→ **Exercise details**:
Find every line of the listing below where "จำนวนเง" appears, and copy it.

→ **Items from a data source**:
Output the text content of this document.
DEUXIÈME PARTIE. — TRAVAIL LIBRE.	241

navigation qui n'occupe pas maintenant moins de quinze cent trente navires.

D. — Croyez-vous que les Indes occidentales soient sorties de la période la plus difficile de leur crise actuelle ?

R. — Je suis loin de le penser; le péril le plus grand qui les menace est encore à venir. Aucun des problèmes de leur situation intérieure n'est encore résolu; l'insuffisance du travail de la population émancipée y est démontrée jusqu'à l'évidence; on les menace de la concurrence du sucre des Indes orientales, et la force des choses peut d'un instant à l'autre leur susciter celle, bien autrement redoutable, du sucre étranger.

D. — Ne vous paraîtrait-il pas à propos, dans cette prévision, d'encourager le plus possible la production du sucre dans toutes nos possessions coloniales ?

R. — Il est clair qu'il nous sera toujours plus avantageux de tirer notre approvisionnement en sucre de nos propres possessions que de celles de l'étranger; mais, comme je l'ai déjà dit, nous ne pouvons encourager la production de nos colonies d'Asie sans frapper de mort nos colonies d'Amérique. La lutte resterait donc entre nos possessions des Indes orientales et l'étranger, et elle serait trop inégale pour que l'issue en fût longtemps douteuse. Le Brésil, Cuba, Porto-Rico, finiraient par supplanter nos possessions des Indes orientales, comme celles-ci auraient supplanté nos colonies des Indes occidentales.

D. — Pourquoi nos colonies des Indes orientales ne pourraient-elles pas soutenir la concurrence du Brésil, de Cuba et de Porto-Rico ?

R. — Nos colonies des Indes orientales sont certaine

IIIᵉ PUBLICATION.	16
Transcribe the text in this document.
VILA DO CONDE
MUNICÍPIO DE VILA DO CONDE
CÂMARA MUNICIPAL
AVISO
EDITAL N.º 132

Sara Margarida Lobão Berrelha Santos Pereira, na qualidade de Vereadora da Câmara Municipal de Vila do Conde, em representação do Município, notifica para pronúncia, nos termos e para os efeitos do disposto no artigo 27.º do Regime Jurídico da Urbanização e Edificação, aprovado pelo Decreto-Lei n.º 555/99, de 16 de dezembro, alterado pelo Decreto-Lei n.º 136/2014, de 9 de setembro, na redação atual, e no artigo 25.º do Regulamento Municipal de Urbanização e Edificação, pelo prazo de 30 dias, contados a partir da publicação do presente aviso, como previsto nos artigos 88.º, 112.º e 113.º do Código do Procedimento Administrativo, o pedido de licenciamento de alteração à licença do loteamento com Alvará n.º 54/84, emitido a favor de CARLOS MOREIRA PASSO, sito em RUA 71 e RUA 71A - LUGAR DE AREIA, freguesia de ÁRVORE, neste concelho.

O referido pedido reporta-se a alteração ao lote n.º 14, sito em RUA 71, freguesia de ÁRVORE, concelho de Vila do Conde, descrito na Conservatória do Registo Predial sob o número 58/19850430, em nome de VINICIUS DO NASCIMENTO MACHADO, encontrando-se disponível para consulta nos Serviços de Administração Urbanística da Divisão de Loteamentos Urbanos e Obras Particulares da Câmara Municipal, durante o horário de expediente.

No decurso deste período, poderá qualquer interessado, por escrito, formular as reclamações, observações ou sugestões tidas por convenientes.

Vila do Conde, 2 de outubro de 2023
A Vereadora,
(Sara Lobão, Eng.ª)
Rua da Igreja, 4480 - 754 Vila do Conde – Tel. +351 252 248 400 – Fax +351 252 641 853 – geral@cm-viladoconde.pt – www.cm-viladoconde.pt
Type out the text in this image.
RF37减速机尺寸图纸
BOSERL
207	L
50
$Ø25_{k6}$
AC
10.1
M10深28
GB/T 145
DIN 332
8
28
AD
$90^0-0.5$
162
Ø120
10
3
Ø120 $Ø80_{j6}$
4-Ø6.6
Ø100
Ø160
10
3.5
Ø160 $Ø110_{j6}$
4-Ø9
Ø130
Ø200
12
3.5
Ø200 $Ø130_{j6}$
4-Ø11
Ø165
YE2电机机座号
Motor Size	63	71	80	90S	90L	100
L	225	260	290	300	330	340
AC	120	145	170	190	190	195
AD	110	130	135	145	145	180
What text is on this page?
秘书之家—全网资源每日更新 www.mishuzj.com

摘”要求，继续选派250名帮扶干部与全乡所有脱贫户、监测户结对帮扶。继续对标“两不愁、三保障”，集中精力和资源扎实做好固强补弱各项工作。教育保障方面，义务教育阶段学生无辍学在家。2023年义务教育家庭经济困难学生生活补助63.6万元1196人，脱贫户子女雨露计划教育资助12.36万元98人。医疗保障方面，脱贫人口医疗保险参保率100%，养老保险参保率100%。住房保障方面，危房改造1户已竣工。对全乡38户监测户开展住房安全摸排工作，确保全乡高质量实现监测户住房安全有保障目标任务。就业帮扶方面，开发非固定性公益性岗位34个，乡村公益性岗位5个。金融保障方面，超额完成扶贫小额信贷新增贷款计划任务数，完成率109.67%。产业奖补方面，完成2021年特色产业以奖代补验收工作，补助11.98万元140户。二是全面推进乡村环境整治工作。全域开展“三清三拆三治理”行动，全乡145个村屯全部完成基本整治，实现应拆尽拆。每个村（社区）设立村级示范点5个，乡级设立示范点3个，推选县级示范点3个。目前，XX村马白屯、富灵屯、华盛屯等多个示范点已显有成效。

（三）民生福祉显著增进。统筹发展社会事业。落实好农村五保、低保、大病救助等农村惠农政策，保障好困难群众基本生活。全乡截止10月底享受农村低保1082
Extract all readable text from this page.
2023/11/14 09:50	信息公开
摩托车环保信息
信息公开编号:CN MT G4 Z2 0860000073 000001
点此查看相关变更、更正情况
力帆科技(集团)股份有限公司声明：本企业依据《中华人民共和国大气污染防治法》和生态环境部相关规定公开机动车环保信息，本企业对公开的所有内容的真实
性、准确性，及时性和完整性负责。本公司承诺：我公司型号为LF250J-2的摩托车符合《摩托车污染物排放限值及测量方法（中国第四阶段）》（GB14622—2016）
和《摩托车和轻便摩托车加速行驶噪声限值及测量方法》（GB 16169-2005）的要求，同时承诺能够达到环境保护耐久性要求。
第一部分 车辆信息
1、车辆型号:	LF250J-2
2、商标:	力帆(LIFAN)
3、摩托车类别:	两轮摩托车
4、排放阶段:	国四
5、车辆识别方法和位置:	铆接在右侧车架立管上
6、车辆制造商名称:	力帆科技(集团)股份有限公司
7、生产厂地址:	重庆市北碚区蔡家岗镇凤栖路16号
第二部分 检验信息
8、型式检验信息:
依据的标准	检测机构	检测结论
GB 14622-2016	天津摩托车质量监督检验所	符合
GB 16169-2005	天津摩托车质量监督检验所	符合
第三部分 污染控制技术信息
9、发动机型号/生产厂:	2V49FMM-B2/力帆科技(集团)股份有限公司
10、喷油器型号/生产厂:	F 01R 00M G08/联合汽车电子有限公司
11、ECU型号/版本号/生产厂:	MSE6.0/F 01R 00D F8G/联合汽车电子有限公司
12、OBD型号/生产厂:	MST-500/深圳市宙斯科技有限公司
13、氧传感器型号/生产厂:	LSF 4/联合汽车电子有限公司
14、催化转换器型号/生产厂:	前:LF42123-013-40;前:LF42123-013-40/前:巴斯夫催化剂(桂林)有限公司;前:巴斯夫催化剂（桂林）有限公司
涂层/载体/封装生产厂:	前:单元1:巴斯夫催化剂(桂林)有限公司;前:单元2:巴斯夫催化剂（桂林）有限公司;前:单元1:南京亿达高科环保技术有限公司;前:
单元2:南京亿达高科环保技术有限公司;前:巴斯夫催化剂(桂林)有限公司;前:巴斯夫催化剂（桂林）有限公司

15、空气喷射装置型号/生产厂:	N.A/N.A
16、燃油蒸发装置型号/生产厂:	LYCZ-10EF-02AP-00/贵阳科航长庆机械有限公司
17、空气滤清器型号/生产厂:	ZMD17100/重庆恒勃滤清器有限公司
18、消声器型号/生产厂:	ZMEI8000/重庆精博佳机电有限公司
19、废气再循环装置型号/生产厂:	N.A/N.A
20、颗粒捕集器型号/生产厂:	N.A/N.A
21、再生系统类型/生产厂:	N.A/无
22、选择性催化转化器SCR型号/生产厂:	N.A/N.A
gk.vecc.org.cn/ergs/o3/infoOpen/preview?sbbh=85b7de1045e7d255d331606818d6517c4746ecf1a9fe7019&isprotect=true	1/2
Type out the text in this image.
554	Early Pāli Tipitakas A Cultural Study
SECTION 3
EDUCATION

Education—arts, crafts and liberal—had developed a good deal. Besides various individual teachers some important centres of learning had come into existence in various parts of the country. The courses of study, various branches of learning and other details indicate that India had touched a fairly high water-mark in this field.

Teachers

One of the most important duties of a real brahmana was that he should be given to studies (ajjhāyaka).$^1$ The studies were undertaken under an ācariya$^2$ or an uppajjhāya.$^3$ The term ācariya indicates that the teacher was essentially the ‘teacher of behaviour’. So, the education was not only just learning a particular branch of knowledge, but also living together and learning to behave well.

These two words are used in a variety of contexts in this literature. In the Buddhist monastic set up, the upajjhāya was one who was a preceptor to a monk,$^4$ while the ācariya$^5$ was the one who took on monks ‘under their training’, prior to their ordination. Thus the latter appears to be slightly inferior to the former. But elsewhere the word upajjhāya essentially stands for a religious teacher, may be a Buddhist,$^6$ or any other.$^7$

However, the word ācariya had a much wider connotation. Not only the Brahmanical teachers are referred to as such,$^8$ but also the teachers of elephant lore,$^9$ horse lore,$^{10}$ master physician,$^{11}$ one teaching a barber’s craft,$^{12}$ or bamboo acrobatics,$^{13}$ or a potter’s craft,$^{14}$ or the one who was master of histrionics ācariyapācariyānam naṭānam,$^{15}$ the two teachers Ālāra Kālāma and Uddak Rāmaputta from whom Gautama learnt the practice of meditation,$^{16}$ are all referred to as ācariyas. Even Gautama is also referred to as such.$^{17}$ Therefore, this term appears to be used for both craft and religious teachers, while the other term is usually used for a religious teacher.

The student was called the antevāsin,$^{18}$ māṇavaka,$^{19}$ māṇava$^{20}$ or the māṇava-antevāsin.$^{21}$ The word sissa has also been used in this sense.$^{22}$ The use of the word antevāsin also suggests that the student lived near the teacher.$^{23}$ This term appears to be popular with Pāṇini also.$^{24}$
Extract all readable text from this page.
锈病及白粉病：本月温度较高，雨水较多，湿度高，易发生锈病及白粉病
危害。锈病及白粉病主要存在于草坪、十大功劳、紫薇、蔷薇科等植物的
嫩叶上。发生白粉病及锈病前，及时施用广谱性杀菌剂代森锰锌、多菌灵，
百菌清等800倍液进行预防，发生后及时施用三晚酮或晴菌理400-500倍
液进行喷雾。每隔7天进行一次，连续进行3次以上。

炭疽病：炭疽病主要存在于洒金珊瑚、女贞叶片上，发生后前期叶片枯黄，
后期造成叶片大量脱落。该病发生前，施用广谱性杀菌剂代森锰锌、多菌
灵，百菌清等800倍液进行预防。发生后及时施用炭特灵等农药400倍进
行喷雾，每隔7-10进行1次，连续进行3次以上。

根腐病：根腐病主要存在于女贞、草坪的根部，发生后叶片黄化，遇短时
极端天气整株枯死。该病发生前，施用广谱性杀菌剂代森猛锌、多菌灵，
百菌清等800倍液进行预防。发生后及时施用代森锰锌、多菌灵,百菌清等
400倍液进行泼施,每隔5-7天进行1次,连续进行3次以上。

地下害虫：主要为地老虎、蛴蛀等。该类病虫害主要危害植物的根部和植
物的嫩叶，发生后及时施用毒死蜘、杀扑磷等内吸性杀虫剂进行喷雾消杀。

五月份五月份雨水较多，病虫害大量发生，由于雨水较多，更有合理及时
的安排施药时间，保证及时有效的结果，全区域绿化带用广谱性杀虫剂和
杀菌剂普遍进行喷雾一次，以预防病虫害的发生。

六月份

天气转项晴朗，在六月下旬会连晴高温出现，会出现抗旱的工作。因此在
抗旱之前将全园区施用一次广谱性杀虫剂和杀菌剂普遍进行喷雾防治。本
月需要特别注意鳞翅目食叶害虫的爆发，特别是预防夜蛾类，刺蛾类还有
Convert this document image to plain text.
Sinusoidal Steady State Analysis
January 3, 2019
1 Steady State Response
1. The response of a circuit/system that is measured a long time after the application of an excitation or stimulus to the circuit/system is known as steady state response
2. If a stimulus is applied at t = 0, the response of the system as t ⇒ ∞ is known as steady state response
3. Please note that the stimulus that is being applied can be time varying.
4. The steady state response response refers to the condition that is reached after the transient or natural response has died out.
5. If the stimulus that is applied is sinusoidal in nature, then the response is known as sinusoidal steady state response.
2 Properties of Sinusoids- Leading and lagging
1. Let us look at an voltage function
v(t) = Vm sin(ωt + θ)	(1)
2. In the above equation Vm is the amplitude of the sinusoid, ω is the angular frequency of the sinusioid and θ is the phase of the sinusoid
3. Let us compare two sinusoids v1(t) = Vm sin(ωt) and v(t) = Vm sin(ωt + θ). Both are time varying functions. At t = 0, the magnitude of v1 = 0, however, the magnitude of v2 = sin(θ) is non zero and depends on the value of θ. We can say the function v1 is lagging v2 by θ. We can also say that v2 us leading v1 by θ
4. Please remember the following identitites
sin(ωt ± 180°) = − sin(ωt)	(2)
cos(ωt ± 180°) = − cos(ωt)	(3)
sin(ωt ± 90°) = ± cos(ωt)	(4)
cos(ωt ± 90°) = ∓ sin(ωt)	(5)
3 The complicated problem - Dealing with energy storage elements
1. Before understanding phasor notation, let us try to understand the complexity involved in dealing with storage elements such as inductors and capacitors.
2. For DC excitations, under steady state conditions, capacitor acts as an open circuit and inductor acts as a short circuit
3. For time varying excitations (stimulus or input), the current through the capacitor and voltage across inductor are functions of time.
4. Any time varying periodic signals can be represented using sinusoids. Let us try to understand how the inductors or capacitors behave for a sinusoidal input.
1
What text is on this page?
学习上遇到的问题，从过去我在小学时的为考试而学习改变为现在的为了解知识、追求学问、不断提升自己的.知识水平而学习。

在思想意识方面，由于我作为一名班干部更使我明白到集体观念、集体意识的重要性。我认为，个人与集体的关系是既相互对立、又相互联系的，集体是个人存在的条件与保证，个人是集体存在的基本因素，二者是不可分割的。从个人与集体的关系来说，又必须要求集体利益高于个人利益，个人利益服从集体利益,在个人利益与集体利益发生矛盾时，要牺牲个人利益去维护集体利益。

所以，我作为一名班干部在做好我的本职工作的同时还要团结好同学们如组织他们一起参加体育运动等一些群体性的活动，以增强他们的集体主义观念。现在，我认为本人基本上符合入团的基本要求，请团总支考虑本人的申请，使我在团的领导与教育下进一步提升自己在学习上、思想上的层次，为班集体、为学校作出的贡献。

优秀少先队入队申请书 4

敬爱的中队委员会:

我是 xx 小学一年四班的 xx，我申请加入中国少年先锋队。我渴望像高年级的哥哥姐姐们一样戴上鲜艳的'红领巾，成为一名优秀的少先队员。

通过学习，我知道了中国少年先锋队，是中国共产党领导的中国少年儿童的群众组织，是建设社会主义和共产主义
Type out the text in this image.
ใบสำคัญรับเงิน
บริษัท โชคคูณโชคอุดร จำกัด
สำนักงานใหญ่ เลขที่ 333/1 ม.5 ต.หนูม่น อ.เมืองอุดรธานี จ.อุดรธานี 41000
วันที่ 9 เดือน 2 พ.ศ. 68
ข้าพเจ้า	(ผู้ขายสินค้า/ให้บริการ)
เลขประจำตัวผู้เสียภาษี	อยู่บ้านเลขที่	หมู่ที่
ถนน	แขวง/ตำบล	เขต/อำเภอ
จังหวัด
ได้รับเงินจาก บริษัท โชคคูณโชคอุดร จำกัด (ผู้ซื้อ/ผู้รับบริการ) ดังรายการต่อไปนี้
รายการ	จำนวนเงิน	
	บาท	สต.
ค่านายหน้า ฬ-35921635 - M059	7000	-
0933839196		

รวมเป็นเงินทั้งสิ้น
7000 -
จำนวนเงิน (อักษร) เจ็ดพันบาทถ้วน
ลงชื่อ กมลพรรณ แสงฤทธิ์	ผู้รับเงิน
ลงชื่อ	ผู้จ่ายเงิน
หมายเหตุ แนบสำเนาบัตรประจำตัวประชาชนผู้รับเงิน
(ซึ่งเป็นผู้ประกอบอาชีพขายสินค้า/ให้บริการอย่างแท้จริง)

→ **Answer for this exercise**:
รายการ	จำนวนเงิน	
จำนวนเงิน (อักษร) เจ็ดพันบาทถ้วน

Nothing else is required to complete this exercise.